**Excerpted records**
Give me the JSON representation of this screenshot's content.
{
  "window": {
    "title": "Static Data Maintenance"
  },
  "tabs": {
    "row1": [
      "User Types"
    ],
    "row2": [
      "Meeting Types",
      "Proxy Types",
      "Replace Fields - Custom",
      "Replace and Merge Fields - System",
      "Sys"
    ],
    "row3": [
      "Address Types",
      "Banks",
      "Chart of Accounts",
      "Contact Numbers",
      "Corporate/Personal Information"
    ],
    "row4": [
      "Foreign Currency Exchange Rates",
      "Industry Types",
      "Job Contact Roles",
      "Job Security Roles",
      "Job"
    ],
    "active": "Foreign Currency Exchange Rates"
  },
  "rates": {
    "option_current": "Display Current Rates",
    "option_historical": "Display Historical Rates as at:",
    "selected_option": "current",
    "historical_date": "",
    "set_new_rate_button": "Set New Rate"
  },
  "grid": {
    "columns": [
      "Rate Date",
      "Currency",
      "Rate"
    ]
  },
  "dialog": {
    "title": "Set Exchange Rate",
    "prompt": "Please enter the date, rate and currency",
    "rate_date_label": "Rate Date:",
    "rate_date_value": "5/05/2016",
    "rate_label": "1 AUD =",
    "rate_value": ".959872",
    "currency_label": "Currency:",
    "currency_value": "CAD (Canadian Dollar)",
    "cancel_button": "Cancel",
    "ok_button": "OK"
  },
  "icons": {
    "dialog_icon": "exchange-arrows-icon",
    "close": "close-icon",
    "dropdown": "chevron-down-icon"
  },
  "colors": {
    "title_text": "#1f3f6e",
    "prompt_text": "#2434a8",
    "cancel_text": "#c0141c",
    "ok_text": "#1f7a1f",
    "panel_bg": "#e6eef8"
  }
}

**Written instruction**
Repeat every line of the material exactly as given.

**Expected answer**
Give me the JSON representation of this screenshot's content.
{
  "window": {
    "title": "Static Data Maintenance"
  },
  "tabs": {
    "row1": [
      "User Types"
    ],
    "row2": [
      "Meeting Types",
      "Proxy Types",
      "Replace Fields - Custom",
      "Replace and Merge Fields - System",
      "Sys"
    ],
    "row3": [
      "Address Types",
      "Banks",
      "Chart of Accounts",
      "Contact Numbers",
      "Corporate/Personal Information"
    ],
    "row4": [
      "Foreign Currency Exchange Rates",
      "Industry Types",
      "Job Contact Roles",
      "Job Security Roles",
      "Job"
    ],
    "active": "Foreign Currency Exchange Rates"
  },
  "rates": {
    "option_current": "Display Current Rates",
    "option_historical": "Display Historical Rates as at:",
    "selected_option": "current",
    "historical_date": "",
    "set_new_rate_button": "Set New Rate"
  },
  "grid": {
    "columns": [
      "Rate Date",
      "Currency",
      "Rate"
    ]
  },
  "dialog": {
    "title": "Set Exchange Rate",
    "prompt": "Please enter the date, rate and currency",
    "rate_date_label": "Rate Date:",
    "rate_date_value": "5/05/2016",
    "rate_label": "1 AUD =",
    "rate_value": ".959872",
    "currency_label": "Currency:",
    "currency_value": "CAD (Canadian Dollar)",
    "cancel_button": "Cancel",
    "ok_button": "OK"
  },
  "icons": {
    "dialog_icon": "exchange-arrows-icon",
    "close": "close-icon",
    "dropdown": "chevron-down-icon"
  },
  "colors": {
    "title_text": "#1f3f6e",
    "prompt_text": "#2434a8",
    "cancel_text": "#c0141c",
    "ok_text": "#1f7a1f",
    "panel_bg": "#e6eef8"
  }
}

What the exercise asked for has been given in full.